(Records excerpted from a collection)
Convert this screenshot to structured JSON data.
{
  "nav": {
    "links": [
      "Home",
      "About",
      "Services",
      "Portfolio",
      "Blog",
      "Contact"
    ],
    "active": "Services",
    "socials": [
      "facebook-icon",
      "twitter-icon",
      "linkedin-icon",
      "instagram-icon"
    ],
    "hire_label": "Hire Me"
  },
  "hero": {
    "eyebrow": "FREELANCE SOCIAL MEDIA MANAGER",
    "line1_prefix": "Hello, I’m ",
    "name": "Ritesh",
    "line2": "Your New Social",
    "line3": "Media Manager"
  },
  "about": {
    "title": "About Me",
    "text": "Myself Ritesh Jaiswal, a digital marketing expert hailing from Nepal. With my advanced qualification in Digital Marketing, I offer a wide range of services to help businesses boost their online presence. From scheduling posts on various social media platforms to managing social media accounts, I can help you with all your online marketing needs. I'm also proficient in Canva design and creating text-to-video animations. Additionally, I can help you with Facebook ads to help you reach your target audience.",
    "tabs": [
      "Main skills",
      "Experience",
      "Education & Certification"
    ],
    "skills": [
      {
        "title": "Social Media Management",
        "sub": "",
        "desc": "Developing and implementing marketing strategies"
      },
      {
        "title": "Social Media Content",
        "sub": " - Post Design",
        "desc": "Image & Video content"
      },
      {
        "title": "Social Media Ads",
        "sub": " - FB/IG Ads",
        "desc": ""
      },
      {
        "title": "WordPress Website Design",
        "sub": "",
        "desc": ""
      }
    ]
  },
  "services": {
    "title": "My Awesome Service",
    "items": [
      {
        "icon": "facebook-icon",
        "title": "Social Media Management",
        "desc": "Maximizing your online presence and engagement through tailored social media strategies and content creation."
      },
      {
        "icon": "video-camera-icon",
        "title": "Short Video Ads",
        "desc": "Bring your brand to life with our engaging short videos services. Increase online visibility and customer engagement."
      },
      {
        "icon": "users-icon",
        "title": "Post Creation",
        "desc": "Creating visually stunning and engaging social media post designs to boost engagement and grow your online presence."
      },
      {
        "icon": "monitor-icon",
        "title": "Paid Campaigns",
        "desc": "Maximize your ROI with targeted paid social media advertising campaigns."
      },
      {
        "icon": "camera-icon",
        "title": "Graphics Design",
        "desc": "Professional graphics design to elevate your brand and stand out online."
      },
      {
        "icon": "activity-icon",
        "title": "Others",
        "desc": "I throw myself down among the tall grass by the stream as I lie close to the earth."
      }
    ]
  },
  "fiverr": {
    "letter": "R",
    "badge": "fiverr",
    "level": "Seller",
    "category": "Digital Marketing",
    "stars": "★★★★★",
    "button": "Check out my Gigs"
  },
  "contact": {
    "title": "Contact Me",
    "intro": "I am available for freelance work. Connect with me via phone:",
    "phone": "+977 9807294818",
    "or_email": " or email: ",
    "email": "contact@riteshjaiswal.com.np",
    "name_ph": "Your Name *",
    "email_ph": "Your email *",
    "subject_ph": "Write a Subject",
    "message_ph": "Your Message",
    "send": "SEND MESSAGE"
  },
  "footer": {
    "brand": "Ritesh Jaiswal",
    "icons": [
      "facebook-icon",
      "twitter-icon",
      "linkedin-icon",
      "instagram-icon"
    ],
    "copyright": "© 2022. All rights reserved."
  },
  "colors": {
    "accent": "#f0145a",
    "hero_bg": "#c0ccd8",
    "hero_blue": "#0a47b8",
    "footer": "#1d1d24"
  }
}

EXERCISE GOAL
Reproduce all of the entries word for word.

OUTPUT OF THE TASK
Convert this screenshot to structured JSON data.
{
  "nav": {
    "links": [
      "Home",
      "About",
      "Services",
      "Portfolio",
      "Blog",
      "Contact"
    ],
    "active": "Services",
    "socials": [
      "facebook-icon",
      "twitter-icon",
      "linkedin-icon",
      "instagram-icon"
    ],
    "hire_label": "Hire Me"
  },
  "hero": {
    "eyebrow": "FREELANCE SOCIAL MEDIA MANAGER",
    "line1_prefix": "Hello, I’m ",
    "name": "Ritesh",
    "line2": "Your New Social",
    "line3": "Media Manager"
  },
  "about": {
    "title": "About Me",
    "text": "Myself Ritesh Jaiswal, a digital marketing expert hailing from Nepal. With my advanced qualification in Digital Marketing, I offer a wide range of services to help businesses boost their online presence. From scheduling posts on various social media platforms to managing social media accounts, I can help you with all your online marketing needs. I'm also proficient in Canva design and creating text-to-video animations. Additionally, I can help you with Facebook ads to help you reach your target audience.",
    "tabs": [
      "Main skills",
      "Experience",
      "Education & Certification"
    ],
    "skills": [
      {
        "title": "Social Media Management",
        "sub": "",
        "desc": "Developing and implementing marketing strategies"
      },
      {
        "title": "Social Media Content",
        "sub": " - Post Design",
        "desc": "Image & Video content"
      },
      {
        "title": "Social Media Ads",
        "sub": " - FB/IG Ads",
        "desc": ""
      },
      {
        "title": "WordPress Website Design",
        "sub": "",
        "desc": ""
      }
    ]
  },
  "services": {
    "title": "My Awesome Service",
    "items": [
      {
        "icon": "facebook-icon",
        "title": "Social Media Management",
        "desc": "Maximizing your online presence and engagement through tailored social media strategies and content creation."
      },
      {
        "icon": "video-camera-icon",
        "title": "Short Video Ads",
        "desc": "Bring your brand to life with our engaging short videos services. Increase online visibility and customer engagement."
      },
      {
        "icon": "users-icon",
        "title": "Post Creation",
        "desc": "Creating visually stunning and engaging social media post designs to boost engagement and grow your online presence."
      },
      {
        "icon": "monitor-icon",
        "title": "Paid Campaigns",
        "desc": "Maximize your ROI with targeted paid social media advertising campaigns."
      },
      {
        "icon": "camera-icon",
        "title": "Graphics Design",
        "desc": "Professional graphics design to elevate your brand and stand out online."
      },
      {
        "icon": "activity-icon",
        "title": "Others",
        "desc": "I throw myself down among the tall grass by the stream as I lie close to the earth."
      }
    ]
  },
  "fiverr": {
    "letter": "R",
    "badge": "fiverr",
    "level": "Seller",
    "category": "Digital Marketing",
    "stars": "★★★★★",
    "button": "Check out my Gigs"
  },
  "contact": {
    "title": "Contact Me",
    "intro": "I am available for freelance work. Connect with me via phone:",
    "phone": "+977 9807294818",
    "or_email": " or email: ",
    "email": "contact@riteshjaiswal.com.np",
    "name_ph": "Your Name *",
    "email_ph": "Your email *",
    "subject_ph": "Write a Subject",
    "message_ph": "Your Message",
    "send": "SEND MESSAGE"
  },
  "footer": {
    "brand": "Ritesh Jaiswal",
    "icons": [
      "facebook-icon",
      "twitter-icon",
      "linkedin-icon",
      "instagram-icon"
    ],
    "copyright": "© 2022. All rights reserved."
  },
  "colors": {
    "accent": "#f0145a",
    "hero_bg": "#c0ccd8",
    "hero_blue": "#0a47b8",
    "footer": "#1d1d24"
  }
}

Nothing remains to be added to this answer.